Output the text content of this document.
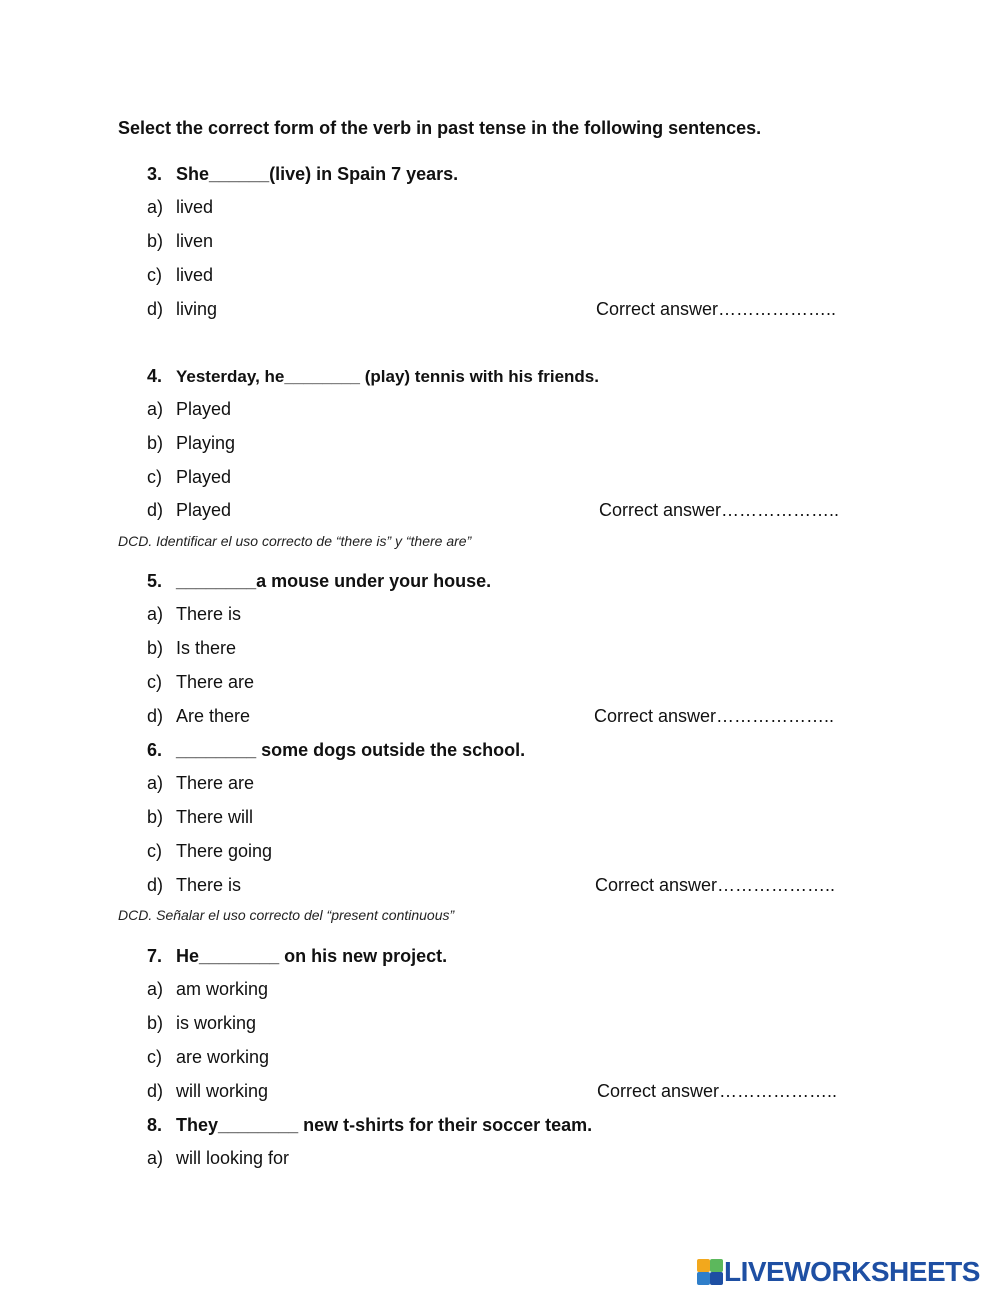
Select the correct form of the verb in past tense in the following sentences.
3. She______(live) in Spain 7 years.
a) lived
b) liven
c) lived
d) living	Correct answer………………..
4. Yesterday, he________ (play) tennis with his friends.
a) Played
b) Playing
c) Played
d) Played	Correct answer………………..
DCD. Identificar el uso correcto de “there is” y “there are”
5. ________a mouse under your house.
a) There is
b) Is there
c) There are
d) Are there	Correct answer………………..
6. ________ some dogs outside the school.
a) There are
b) There will
c) There going
d) There is	Correct answer………………..
DCD. Señalar el uso correcto del “present continuous”
7. He________ on his new project.
a) am working
b) is working
c) are working
d) will working	Correct answer………………..
8. They________ new t-shirts for their soccer team.
a) will looking for
LIVEWORKSHEETS
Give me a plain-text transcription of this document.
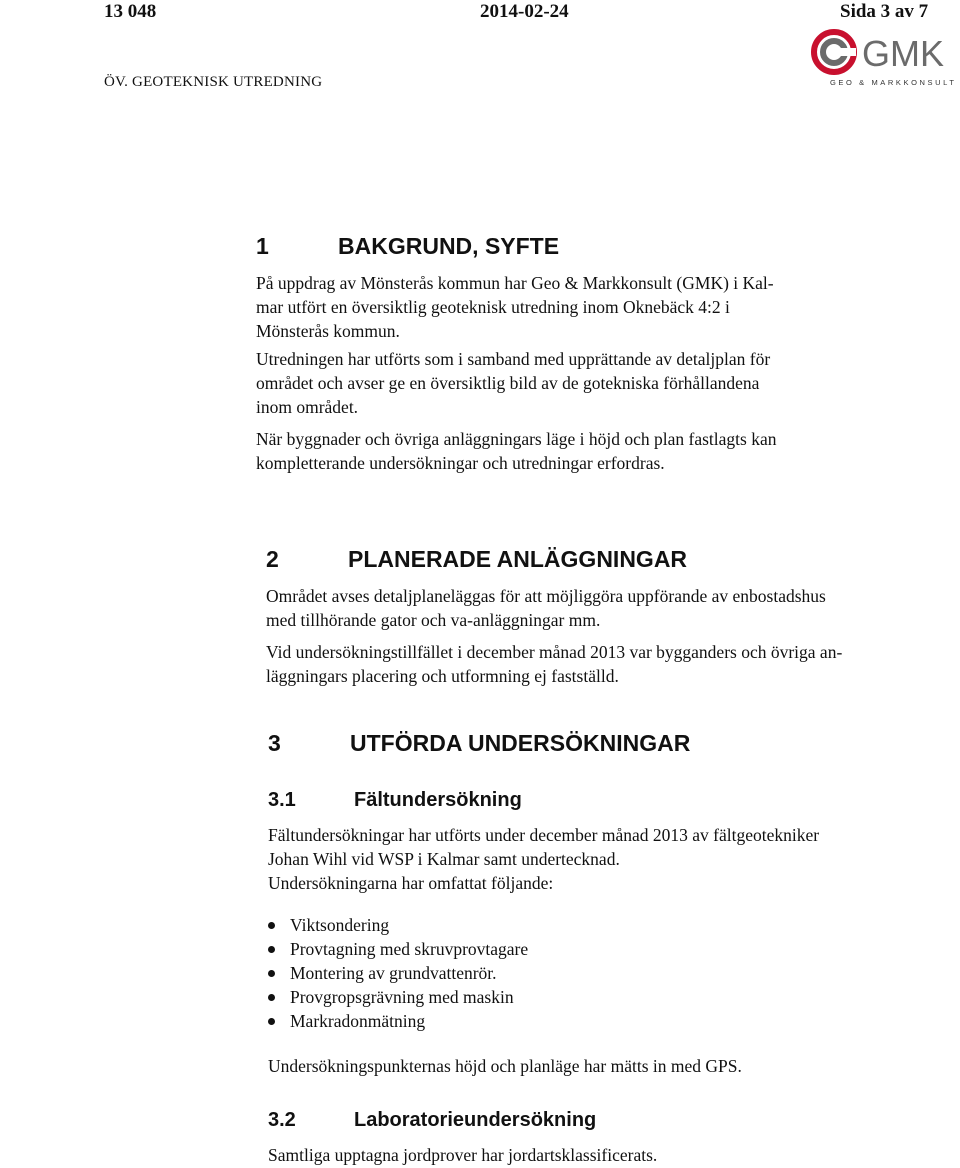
13 048	2014-02-24	Sida 3 av 7
ÖV. GEOTEKNISK UTREDNING
GMK
GEO & MARKKONSULT
1	BAKGRUND, SYFTE
På uppdrag av Mönsterås kommun har Geo & Markkonsult (GMK) i Kal-
mar utfört en översiktlig geoteknisk utredning inom Oknebäck 4:2 i
Mönsterås kommun.
Utredningen har utförts som i samband med upprättande av detaljplan för
området och avser ge en översiktlig bild av de gotekniska förhållandena
inom området.
När byggnader och övriga anläggningars läge i höjd och plan fastlagts kan
kompletterande undersökningar och utredningar erfordras.
2	PLANERADE ANLÄGGNINGAR
Området avses detaljplaneläggas för att möjliggöra uppförande av enbostadshus
med tillhörande gator och va-anläggningar mm.
Vid undersökningstillfället i december månad 2013 var bygganders och övriga an-
läggningars placering och utformning ej fastställd.
3	UTFÖRDA UNDERSÖKNINGAR
3.1	Fältundersökning
Fältundersökningar har utförts under december månad 2013 av fältgeotekniker
Johan Wihl vid WSP i Kalmar samt undertecknad.
Undersökningarna har omfattat följande:
Viktsondering
Provtagning med skruvprovtagare
Montering av grundvattenrör.
Provgropsgrävning med maskin
Markradonmätning
Undersökningspunkternas höjd och planläge har mätts in med GPS.
3.2	Laboratorieundersökning
Samtliga upptagna jordprover har jordartsklassificerats.
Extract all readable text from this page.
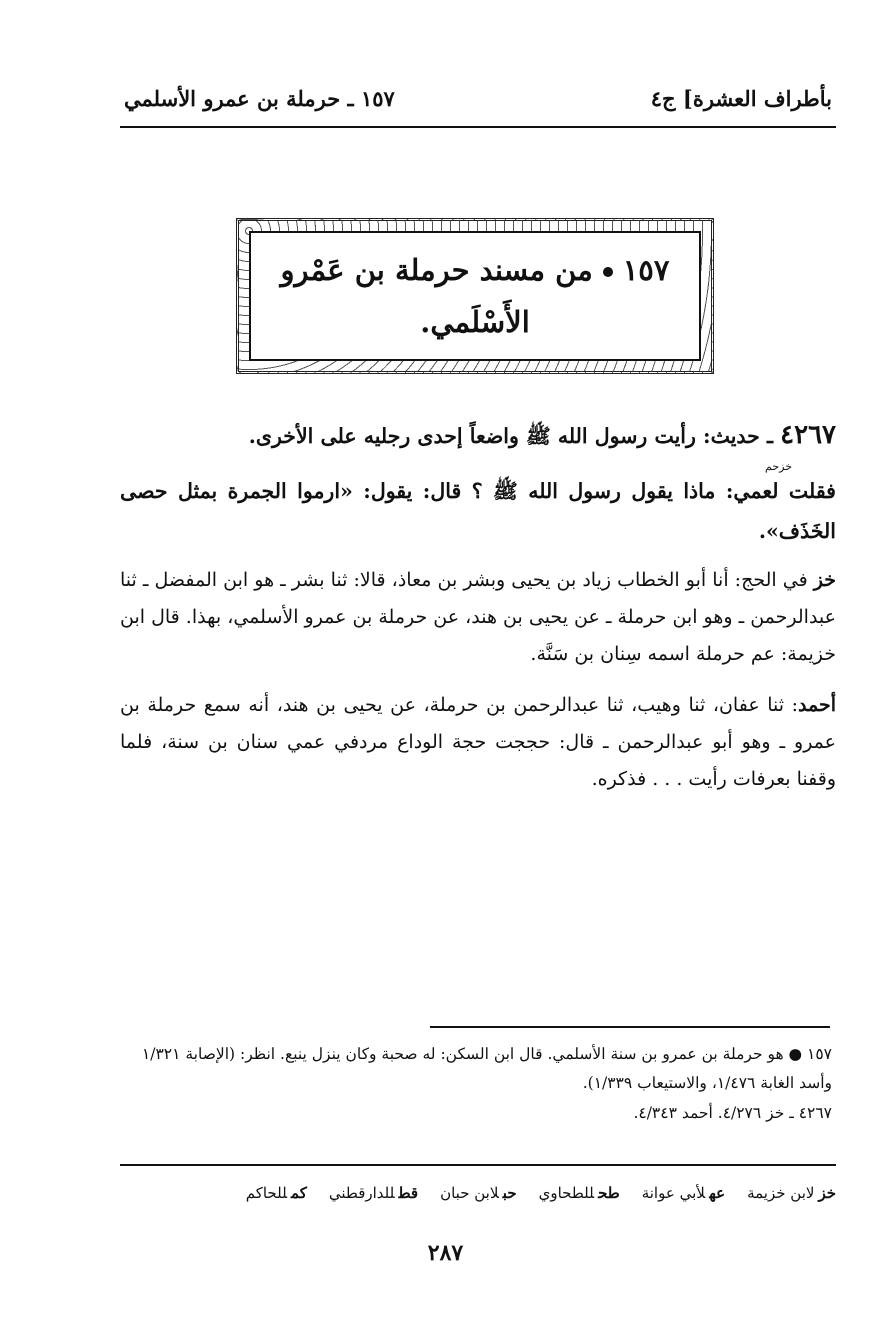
بأطراف العشرة] ج٤
١٥٧ ـ حرملة بن عمرو الأسلمي
١٥٧من مسند حرملة بن عَمْرو
الأَسْلَمي.

٤٢٦٧ ـ حديث: رأيت رسول الله ﷺ واضعاً إحدى رجليه على الأخرى.
خزحم
فقلت لعمي: ماذا يقول رسول الله ﷺ ؟ قال: يقول: «ارموا الجمرة بمثل حصى الخَذَف».

خز في الحج: أنا أبو الخطاب زياد بن يحيى وبشر بن معاذ، قالا: ثنا بشر ـ هو ابن المفضل ـ ثنا عبدالرحمن ـ وهو ابن حرملة ـ عن يحيى بن هند، عن حرملة بن عمرو الأسلمي، بهذا. قال ابن خزيمة: عم حرملة اسمه سِنان بن سَنَّة.

أحمد: ثنا عفان، ثنا وهيب، ثنا عبدالرحمن بن حرملة، عن يحيى بن هند، أنه سمع حرملة بن عمرو ـ وهو أبو عبدالرحمن ـ قال: حججت حجة الوداع مردفي عمي سنان بن سنة، فلما وقفنا بعرفات رأيت . . . فذكره.

١٥٧ ● هو حرملة بن عمرو بن سنة الأسلمي. قال ابن السكن: له صحبة وكان ينزل ينبع. انظر: (الإصابة ١/٣٢١ وأسد الغابة ١/٤٧٦، والاستيعاب ١/٣٣٩).

٤٢٦٧ ـ خز ٤/٢٧٦. أحمد ٤/٣٤٣.

خزلابن خزيمة
عهلأبي عوانة
طحللطحاوي
حبلابن حبان
قطللدارقطني
كمللحاكم
٢٨٧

● **Problem description**: The pictures should not be reproduced; quote all of the other material exactly.

● **Solution to this problem**:
Output the text content of this document.
Select the correct form of the verb in past tense in the following sentences.
3. She______(live) in Spain 7 years.
a) lived
b) liven
c) lived
d) living	Correct answer………………..
4. Yesterday, he________ (play) tennis with his friends.
a) Played
b) Playing
c) Played
d) Played	Correct answer………………..
DCD. Identificar el uso correcto de “there is” y “there are”
5. ________a mouse under your house.
a) There is
b) Is there
c) There are
d) Are there	Correct answer………………..
6. ________ some dogs outside the school.
a) There are
b) There will
c) There going
d) There is	Correct answer………………..
DCD. Señalar el uso correcto del “present continuous”
7. He________ on his new project.
a) am working
b) is working
c) are working
d) will working	Correct answer………………..
8. They________ new t-shirts for their soccer team.
a) will looking for
LIVEWORKSHEETS
Give me a plain-text transcription of this document.
13 048	2014-02-24	Sida 3 av 7
ÖV. GEOTEKNISK UTREDNING
GMK
GEO & MARKKONSULT
1	BAKGRUND, SYFTE
På uppdrag av Mönsterås kommun har Geo & Markkonsult (GMK) i Kal-
mar utfört en översiktlig geoteknisk utredning inom Oknebäck 4:2 i
Mönsterås kommun.
Utredningen har utförts som i samband med upprättande av detaljplan för
området och avser ge en översiktlig bild av de gotekniska förhållandena
inom området.
När byggnader och övriga anläggningars läge i höjd och plan fastlagts kan
kompletterande undersökningar och utredningar erfordras.
2	PLANERADE ANLÄGGNINGAR
Området avses detaljplaneläggas för att möjliggöra uppförande av enbostadshus
med tillhörande gator och va-anläggningar mm.
Vid undersökningstillfället i december månad 2013 var bygganders och övriga an-
läggningars placering och utformning ej fastställd.
3	UTFÖRDA UNDERSÖKNINGAR
3.1	Fältundersökning
Fältundersökningar har utförts under december månad 2013 av fältgeotekniker
Johan Wihl vid WSP i Kalmar samt undertecknad.
Undersökningarna har omfattat följande:
Viktsondering
Provtagning med skruvprovtagare
Montering av grundvattenrör.
Provgropsgrävning med maskin
Markradonmätning
Undersökningspunkternas höjd och planläge har mätts in med GPS.
3.2	Laboratorieundersökning
Samtliga upptagna jordprover har jordartsklassificerats.
Extract all readable text from this page.
بأطراف العشرة] ج٤
١٥٧ ـ حرملة بن عمرو الأسلمي
١٥٧من مسند حرملة بن عَمْرو
الأَسْلَمي.

٤٢٦٧ ـ حديث: رأيت رسول الله ﷺ واضعاً إحدى رجليه على الأخرى.
خزحم
فقلت لعمي: ماذا يقول رسول الله ﷺ ؟ قال: يقول: «ارموا الجمرة بمثل حصى الخَذَف».

خز في الحج: أنا أبو الخطاب زياد بن يحيى وبشر بن معاذ، قالا: ثنا بشر ـ هو ابن المفضل ـ ثنا عبدالرحمن ـ وهو ابن حرملة ـ عن يحيى بن هند، عن حرملة بن عمرو الأسلمي، بهذا. قال ابن خزيمة: عم حرملة اسمه سِنان بن سَنَّة.

أحمد: ثنا عفان، ثنا وهيب، ثنا عبدالرحمن بن حرملة، عن يحيى بن هند، أنه سمع حرملة بن عمرو ـ وهو أبو عبدالرحمن ـ قال: حججت حجة الوداع مردفي عمي سنان بن سنة، فلما وقفنا بعرفات رأيت . . . فذكره.

١٥٧ ● هو حرملة بن عمرو بن سنة الأسلمي. قال ابن السكن: له صحبة وكان ينزل ينبع. انظر: (الإصابة ١/٣٢١ وأسد الغابة ١/٤٧٦، والاستيعاب ١/٣٣٩).

٤٢٦٧ ـ خز ٤/٢٧٦. أحمد ٤/٣٤٣.

خزلابن خزيمة
عهلأبي عوانة
طحللطحاوي
حبلابن حبان
قطللدارقطني
كمللحاكم
٢٨٧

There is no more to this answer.